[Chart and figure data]
------------------------------------
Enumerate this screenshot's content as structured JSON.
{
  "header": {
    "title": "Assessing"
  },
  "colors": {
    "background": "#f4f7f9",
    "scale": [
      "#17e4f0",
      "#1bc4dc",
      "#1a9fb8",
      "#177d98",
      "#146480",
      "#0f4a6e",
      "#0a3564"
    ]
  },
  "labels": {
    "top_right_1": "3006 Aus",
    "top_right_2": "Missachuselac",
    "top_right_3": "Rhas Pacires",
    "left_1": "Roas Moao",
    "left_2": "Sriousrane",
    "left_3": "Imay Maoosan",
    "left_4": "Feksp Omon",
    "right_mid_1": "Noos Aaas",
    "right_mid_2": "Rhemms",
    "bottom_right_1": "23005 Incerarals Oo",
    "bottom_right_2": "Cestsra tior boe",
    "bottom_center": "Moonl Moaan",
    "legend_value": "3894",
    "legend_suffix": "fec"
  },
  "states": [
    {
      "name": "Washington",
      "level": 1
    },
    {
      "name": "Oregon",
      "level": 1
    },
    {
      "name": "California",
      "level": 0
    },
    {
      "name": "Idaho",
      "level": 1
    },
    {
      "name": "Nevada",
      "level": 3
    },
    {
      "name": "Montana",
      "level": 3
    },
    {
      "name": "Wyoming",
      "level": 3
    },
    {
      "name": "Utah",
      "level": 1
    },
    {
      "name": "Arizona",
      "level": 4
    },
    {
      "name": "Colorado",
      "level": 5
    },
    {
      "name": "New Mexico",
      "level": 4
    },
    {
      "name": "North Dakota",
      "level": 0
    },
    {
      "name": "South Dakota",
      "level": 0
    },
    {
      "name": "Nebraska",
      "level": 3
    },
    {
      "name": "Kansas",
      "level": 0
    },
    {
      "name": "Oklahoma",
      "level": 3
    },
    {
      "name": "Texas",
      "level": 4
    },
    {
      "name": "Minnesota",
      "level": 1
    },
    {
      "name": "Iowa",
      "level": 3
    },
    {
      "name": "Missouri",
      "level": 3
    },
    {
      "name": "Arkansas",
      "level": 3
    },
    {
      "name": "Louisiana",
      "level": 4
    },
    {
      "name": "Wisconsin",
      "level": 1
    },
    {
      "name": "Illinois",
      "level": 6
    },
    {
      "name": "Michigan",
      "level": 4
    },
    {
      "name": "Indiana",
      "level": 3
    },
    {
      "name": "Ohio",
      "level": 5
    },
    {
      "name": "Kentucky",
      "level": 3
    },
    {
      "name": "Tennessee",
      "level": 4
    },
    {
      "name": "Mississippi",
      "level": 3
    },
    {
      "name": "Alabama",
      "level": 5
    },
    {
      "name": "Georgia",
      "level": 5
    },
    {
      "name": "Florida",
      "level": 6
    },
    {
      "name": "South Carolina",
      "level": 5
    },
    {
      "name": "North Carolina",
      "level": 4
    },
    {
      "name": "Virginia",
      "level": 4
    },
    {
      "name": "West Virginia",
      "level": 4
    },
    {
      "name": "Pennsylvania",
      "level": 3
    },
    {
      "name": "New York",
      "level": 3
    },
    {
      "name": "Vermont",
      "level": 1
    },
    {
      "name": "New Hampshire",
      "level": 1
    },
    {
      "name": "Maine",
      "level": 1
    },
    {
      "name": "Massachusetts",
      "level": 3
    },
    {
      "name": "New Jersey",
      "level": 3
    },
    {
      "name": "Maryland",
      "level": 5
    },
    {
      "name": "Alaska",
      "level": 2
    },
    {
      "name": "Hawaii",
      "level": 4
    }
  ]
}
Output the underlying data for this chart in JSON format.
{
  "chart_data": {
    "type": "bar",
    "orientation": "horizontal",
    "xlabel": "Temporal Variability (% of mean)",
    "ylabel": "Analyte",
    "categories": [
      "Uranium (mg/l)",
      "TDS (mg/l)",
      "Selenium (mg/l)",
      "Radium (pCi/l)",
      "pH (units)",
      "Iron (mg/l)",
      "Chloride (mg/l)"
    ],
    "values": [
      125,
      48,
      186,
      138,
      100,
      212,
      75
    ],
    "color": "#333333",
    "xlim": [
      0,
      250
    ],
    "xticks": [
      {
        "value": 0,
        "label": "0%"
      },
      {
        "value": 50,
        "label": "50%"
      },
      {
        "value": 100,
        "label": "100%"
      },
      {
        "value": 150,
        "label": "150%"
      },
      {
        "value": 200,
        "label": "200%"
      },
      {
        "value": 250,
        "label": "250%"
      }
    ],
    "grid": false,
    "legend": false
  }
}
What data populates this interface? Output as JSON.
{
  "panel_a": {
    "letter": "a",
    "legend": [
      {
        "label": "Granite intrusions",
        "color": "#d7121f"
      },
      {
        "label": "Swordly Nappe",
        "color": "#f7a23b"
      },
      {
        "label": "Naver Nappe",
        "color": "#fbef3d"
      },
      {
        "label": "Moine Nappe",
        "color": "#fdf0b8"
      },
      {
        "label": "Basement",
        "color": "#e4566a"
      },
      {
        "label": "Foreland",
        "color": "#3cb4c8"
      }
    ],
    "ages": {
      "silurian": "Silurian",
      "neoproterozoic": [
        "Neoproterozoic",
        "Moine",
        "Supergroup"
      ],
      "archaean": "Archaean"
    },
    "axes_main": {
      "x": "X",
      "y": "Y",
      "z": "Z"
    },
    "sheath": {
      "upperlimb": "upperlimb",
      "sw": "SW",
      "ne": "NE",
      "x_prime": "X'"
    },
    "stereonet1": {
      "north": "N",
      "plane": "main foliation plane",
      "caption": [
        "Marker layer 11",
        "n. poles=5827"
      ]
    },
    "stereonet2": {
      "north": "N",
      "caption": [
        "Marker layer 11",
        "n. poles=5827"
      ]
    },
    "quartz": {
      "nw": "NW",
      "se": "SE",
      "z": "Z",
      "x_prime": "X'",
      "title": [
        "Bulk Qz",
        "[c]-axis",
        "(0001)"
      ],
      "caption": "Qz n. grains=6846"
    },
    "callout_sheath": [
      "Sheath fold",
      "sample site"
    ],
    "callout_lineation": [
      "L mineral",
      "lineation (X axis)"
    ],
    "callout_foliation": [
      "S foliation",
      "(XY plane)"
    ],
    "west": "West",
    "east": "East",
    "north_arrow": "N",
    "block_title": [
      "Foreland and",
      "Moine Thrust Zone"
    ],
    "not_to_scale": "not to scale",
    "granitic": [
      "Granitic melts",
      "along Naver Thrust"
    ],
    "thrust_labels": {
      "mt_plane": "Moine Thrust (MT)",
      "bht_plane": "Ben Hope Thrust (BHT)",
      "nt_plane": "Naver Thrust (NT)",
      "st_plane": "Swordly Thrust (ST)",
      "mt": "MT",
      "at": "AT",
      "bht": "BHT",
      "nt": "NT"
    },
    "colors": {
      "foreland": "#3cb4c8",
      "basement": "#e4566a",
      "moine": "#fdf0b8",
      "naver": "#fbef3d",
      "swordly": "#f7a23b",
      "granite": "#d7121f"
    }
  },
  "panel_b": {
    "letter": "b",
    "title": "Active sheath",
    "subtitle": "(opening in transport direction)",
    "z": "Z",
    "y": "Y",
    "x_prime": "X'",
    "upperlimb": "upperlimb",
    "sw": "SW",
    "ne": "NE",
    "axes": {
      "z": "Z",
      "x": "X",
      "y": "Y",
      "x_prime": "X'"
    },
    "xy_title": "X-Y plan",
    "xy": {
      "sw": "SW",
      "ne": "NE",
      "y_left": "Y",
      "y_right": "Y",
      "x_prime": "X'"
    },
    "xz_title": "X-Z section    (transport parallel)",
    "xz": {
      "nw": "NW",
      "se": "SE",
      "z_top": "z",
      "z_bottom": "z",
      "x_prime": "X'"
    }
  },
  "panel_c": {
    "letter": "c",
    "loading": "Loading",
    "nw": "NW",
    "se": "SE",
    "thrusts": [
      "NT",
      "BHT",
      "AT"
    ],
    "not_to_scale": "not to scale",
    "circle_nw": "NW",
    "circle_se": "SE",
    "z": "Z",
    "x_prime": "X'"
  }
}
------------------------------------
→ **EXERCISE DETAILS**
Identify all lines where the word "Nappe" shows up. Copy them.

→ **COMPLETE ANSWER**
        "label": "Swordly Nappe",
        "label": "Naver Nappe",
        "label": "Moine Nappe",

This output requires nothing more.